◆ **Work to complete**:
Select, from the data, each line where "prime" occurs.

◆ **Items**:
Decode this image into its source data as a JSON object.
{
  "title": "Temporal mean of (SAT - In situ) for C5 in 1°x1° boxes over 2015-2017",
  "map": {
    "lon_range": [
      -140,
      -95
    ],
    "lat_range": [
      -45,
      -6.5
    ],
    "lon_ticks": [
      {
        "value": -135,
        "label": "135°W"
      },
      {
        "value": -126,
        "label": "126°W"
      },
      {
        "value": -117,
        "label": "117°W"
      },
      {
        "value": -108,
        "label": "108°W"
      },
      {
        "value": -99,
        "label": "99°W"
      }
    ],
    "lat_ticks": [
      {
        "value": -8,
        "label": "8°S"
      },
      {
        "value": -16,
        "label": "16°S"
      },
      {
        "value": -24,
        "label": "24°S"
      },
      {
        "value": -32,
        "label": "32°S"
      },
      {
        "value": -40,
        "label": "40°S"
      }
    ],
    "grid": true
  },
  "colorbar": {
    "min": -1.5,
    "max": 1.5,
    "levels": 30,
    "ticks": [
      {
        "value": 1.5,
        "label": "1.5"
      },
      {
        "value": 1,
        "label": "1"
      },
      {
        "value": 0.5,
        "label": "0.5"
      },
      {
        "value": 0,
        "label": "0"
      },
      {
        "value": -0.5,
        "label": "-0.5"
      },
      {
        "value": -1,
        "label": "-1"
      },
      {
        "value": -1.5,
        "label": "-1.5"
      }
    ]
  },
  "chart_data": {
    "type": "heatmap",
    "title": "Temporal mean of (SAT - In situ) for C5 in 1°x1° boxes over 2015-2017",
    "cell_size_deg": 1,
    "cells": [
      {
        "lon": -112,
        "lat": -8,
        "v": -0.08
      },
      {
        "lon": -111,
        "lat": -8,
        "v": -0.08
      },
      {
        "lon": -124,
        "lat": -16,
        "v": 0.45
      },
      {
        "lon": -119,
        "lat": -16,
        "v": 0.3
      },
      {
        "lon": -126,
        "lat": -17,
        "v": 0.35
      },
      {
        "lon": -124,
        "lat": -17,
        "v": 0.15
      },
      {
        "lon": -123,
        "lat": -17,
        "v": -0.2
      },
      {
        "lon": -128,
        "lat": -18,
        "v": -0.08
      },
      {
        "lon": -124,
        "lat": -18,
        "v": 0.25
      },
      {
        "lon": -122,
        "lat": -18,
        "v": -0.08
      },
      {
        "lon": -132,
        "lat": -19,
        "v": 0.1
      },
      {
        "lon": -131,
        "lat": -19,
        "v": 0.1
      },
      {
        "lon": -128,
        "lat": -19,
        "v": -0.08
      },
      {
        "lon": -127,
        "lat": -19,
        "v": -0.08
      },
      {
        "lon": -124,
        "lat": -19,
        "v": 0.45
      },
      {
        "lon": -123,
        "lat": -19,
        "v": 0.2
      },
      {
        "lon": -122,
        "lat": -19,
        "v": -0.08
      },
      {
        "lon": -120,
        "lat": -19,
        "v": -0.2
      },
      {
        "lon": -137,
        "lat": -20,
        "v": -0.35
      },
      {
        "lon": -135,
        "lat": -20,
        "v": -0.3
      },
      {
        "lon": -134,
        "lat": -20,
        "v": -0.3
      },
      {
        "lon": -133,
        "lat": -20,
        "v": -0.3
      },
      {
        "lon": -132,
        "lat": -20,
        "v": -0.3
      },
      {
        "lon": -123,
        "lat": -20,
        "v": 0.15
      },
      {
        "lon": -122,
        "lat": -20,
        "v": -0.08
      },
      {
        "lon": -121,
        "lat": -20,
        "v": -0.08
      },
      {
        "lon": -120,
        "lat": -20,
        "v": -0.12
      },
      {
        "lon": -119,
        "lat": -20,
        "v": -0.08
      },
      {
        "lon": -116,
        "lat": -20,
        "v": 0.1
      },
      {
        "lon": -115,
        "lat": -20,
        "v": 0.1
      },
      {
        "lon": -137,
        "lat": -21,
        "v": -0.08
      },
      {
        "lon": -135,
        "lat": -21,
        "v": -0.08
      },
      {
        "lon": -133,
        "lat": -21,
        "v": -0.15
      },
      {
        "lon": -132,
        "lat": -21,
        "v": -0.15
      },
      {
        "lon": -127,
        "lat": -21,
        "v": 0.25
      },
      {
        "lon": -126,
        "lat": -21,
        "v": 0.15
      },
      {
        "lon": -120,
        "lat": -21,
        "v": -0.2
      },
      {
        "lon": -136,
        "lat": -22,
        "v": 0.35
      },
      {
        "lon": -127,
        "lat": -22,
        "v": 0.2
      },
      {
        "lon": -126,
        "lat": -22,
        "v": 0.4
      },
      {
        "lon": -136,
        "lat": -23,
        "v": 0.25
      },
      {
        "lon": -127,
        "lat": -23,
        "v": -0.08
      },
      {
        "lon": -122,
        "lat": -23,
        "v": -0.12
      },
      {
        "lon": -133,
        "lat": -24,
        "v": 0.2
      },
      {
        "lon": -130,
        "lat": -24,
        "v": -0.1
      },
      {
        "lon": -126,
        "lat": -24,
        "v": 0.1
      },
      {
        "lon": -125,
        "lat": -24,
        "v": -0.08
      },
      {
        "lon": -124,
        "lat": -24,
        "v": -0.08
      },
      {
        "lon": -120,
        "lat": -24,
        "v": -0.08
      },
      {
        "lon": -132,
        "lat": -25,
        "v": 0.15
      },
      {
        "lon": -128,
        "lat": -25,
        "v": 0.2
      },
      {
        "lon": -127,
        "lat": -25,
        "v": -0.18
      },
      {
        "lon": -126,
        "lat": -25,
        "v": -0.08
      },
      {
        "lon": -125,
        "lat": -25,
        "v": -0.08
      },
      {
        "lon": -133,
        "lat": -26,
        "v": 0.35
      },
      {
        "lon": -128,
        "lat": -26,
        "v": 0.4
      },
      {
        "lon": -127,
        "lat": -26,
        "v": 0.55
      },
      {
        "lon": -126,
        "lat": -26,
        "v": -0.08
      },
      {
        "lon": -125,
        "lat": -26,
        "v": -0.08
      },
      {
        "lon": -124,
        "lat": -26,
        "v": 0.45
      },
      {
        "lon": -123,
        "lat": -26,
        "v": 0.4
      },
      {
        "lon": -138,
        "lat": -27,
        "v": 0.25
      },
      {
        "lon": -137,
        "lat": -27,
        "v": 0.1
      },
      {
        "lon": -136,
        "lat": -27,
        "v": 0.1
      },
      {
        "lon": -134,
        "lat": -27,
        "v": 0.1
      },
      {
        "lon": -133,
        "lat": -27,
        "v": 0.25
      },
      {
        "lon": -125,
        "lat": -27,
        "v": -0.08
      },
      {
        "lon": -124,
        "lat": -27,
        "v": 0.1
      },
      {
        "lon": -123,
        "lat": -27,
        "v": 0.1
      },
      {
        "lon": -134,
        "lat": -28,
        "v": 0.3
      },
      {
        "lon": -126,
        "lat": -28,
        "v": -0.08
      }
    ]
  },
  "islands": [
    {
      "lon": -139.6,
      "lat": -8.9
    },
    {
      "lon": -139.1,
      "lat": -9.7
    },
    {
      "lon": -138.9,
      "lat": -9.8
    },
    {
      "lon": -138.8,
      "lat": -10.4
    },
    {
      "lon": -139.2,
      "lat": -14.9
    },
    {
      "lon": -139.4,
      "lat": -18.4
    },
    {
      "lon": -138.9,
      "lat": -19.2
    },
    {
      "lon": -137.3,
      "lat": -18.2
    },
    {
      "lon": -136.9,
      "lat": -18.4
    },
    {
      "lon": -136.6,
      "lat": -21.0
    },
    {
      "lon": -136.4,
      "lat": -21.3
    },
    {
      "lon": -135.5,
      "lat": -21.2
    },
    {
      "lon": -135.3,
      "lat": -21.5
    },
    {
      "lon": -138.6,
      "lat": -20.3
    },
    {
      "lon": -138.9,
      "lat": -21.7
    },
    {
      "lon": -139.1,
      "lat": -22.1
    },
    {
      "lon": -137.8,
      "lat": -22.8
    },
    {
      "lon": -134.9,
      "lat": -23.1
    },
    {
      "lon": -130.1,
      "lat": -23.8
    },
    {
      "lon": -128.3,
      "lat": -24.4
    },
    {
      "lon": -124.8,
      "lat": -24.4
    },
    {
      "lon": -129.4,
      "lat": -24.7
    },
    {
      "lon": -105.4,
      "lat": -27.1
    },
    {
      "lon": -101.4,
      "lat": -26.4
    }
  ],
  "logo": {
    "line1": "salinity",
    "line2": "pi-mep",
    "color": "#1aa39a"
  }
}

...

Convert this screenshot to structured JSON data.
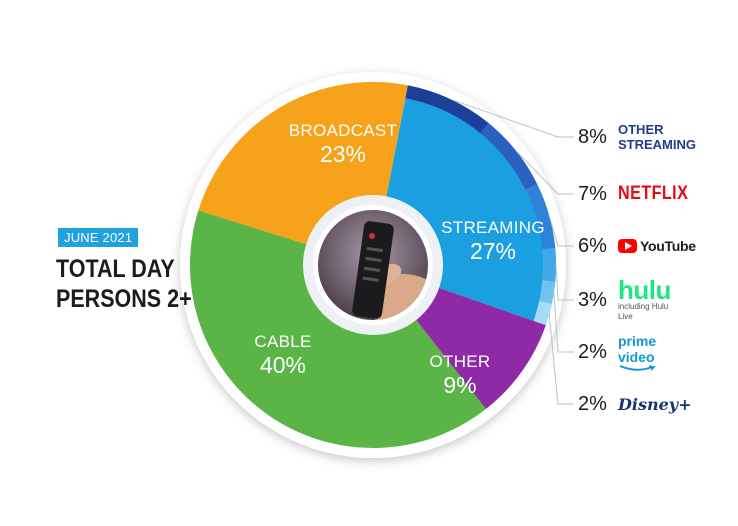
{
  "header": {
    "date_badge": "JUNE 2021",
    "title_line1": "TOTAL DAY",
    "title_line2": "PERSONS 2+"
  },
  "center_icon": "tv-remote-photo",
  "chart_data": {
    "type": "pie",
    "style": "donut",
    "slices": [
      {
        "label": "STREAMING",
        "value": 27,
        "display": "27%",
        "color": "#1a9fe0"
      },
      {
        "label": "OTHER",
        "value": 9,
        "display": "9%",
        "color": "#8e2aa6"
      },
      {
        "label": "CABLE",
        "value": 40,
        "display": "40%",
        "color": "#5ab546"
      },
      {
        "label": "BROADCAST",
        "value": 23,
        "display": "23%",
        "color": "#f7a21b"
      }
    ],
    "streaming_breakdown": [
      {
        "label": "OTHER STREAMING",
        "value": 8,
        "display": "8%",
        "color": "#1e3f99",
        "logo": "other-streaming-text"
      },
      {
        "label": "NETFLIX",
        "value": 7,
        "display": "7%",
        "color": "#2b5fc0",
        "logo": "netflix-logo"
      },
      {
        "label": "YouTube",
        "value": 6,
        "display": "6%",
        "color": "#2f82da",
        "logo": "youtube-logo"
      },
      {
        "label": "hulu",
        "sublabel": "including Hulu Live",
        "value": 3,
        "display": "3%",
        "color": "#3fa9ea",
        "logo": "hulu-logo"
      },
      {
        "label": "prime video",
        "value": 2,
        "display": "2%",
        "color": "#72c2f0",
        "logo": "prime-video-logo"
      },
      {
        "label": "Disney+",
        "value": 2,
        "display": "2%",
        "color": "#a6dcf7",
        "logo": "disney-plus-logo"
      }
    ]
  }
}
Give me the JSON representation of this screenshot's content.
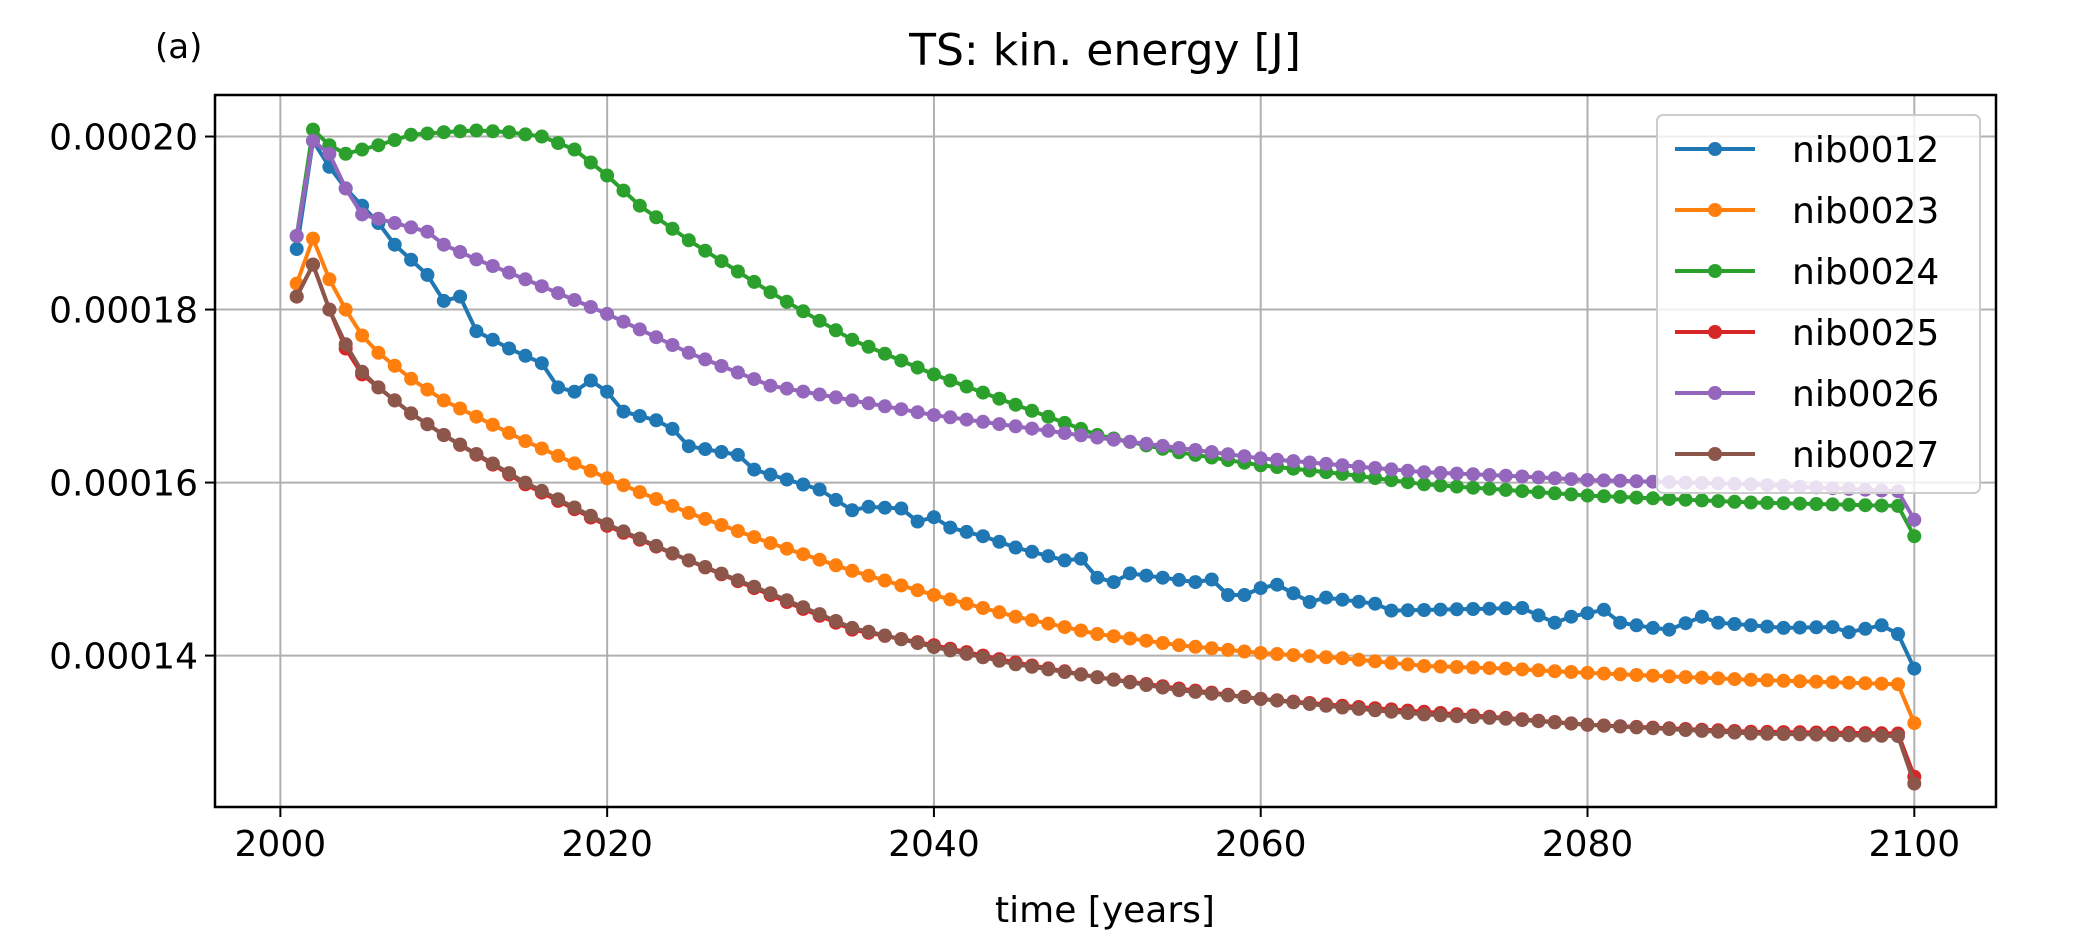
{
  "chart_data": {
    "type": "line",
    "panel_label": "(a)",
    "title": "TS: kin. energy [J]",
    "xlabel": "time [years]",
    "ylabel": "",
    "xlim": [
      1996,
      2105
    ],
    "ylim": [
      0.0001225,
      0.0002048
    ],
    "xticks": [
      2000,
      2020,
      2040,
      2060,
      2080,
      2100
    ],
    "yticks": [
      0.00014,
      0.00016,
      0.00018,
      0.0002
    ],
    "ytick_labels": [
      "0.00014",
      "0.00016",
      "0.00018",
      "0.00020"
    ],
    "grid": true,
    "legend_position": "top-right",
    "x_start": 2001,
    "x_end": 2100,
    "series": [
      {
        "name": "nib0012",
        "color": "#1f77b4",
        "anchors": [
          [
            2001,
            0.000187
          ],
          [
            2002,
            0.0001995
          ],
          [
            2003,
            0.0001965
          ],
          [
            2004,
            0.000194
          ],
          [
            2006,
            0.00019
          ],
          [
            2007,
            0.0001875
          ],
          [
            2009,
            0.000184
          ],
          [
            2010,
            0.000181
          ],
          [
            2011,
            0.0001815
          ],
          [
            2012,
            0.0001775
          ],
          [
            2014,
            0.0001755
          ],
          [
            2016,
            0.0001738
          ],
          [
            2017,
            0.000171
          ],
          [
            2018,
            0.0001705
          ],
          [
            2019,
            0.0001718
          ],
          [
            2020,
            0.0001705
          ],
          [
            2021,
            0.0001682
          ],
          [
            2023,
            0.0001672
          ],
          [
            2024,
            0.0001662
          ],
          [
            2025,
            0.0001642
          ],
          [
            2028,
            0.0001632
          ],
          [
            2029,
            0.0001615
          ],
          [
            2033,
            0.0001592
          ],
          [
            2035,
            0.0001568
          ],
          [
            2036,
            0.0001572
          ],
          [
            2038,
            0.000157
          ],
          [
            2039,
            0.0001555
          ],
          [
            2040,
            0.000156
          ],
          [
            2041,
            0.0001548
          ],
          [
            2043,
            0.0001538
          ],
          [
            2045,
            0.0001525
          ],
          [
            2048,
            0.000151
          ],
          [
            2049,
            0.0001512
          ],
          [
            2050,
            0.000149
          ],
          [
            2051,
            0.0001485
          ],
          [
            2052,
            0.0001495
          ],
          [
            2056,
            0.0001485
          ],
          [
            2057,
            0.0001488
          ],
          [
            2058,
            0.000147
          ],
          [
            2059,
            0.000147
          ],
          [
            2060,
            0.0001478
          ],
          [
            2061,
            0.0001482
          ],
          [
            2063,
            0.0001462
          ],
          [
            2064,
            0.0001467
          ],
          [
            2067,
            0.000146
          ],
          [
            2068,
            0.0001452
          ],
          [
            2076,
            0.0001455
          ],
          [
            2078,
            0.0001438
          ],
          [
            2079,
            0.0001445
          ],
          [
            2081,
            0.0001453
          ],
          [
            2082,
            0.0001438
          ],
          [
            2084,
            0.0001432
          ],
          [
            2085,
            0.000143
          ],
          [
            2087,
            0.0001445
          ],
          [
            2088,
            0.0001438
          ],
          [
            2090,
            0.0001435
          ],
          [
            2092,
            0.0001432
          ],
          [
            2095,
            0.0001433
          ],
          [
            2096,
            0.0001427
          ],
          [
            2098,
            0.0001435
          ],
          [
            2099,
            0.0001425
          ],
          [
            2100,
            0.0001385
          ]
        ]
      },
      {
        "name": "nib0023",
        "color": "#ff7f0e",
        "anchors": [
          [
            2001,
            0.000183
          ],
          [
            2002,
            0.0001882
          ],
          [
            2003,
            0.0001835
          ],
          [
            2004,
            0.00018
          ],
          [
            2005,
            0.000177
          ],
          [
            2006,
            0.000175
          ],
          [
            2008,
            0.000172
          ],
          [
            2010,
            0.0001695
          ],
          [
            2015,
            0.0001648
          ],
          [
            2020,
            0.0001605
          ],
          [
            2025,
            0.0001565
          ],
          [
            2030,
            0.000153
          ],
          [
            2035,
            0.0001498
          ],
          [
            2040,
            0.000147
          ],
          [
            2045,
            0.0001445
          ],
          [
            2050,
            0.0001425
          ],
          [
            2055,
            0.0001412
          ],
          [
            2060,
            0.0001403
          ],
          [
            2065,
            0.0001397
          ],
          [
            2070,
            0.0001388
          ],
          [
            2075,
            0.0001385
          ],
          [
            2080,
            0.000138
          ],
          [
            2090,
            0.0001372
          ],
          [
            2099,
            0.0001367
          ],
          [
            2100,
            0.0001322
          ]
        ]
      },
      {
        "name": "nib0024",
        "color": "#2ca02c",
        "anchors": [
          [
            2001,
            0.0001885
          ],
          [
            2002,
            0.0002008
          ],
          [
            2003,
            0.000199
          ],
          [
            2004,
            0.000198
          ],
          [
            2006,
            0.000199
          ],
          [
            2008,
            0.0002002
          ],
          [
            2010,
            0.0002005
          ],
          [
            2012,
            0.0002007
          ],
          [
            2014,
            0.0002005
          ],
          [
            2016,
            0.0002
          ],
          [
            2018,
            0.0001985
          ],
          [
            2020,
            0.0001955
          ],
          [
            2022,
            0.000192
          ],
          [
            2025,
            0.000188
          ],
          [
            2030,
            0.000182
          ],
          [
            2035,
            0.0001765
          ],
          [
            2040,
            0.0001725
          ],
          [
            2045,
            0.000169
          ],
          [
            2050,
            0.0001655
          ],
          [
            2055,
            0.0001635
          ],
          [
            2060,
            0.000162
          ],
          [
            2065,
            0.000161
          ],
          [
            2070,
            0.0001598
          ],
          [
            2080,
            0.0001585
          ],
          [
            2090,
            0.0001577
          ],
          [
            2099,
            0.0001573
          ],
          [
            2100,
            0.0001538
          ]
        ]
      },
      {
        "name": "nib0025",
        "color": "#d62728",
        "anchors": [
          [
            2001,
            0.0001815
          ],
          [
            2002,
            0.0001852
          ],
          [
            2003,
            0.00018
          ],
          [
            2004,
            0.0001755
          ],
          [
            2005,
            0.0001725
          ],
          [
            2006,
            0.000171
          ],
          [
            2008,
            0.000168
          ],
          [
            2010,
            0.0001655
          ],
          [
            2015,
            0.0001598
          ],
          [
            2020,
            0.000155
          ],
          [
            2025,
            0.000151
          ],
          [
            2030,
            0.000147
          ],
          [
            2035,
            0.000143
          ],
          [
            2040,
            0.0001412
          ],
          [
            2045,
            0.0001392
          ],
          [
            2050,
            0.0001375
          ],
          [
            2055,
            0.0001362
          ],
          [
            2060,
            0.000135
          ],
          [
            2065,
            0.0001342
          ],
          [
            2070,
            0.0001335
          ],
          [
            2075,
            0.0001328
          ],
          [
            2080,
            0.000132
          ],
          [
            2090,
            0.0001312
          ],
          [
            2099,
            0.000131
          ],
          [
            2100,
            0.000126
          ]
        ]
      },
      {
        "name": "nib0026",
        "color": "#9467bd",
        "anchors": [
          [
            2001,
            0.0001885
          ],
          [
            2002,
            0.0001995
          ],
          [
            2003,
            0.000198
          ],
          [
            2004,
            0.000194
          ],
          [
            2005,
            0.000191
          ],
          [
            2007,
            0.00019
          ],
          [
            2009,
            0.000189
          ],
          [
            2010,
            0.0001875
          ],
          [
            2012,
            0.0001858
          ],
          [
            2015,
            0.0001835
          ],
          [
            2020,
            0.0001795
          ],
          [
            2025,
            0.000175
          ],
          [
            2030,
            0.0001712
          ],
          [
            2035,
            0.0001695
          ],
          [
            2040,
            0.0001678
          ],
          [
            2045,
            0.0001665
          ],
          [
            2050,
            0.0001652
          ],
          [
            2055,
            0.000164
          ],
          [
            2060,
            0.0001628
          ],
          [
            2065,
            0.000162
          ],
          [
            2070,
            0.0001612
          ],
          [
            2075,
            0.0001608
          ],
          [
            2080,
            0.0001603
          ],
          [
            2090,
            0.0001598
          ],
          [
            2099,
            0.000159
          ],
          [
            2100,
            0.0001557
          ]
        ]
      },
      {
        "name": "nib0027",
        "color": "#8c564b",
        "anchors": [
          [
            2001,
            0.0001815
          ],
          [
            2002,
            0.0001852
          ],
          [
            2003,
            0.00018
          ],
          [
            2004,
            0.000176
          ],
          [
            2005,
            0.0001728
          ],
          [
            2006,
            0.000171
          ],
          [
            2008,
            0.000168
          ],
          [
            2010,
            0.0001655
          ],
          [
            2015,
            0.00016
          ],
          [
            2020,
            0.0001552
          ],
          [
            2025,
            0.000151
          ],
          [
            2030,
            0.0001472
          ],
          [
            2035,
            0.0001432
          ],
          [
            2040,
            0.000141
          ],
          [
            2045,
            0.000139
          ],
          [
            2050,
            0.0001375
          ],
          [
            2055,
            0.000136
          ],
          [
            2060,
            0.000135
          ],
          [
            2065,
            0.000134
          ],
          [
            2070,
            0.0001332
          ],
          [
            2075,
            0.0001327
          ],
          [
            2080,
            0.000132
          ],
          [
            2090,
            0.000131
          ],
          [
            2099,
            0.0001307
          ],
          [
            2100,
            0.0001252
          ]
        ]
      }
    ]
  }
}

◆ **Task solution**:
        "label": "prime video",
        "logo": "prime-video-logo"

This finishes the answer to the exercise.